Exercise prompt: Please write out the material that follows, exactly as it stands.
(begin)
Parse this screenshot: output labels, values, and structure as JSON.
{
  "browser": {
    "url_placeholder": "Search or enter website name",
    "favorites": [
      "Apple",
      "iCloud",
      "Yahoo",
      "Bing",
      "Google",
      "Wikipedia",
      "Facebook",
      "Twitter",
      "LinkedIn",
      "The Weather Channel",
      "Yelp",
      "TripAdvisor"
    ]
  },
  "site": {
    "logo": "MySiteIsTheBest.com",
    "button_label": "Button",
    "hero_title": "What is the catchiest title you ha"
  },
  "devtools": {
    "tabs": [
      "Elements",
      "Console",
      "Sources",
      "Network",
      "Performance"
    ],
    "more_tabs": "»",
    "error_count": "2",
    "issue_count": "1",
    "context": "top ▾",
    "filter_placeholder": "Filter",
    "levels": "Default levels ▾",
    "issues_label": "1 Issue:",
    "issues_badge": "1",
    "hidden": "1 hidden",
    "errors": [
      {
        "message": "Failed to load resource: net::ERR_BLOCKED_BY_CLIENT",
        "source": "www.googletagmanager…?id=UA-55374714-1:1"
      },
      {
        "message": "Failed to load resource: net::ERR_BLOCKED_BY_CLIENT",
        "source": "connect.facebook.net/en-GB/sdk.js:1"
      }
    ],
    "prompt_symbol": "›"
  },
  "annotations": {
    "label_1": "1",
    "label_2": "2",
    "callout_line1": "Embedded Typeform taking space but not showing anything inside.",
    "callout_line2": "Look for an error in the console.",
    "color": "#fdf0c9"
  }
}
(end)
Result of the exercise:
Parse this screenshot: output labels, values, and structure as JSON.
{
  "browser": {
    "url_placeholder": "Search or enter website name",
    "favorites": [
      "Apple",
      "iCloud",
      "Yahoo",
      "Bing",
      "Google",
      "Wikipedia",
      "Facebook",
      "Twitter",
      "LinkedIn",
      "The Weather Channel",
      "Yelp",
      "TripAdvisor"
    ]
  },
  "site": {
    "logo": "MySiteIsTheBest.com",
    "button_label": "Button",
    "hero_title": "What is the catchiest title you ha"
  },
  "devtools": {
    "tabs": [
      "Elements",
      "Console",
      "Sources",
      "Network",
      "Performance"
    ],
    "more_tabs": "»",
    "error_count": "2",
    "issue_count": "1",
    "context": "top ▾",
    "filter_placeholder": "Filter",
    "levels": "Default levels ▾",
    "issues_label": "1 Issue:",
    "issues_badge": "1",
    "hidden": "1 hidden",
    "errors": [
      {
        "message": "Failed to load resource: net::ERR_BLOCKED_BY_CLIENT",
        "source": "www.googletagmanager…?id=UA-55374714-1:1"
      },
      {
        "message": "Failed to load resource: net::ERR_BLOCKED_BY_CLIENT",
        "source": "connect.facebook.net/en-GB/sdk.js:1"
      }
    ],
    "prompt_symbol": "›"
  },
  "annotations": {
    "label_1": "1",
    "label_2": "2",
    "callout_line1": "Embedded Typeform taking space but not showing anything inside.",
    "callout_line2": "Look for an error in the console.",
    "color": "#fdf0c9"
  }
}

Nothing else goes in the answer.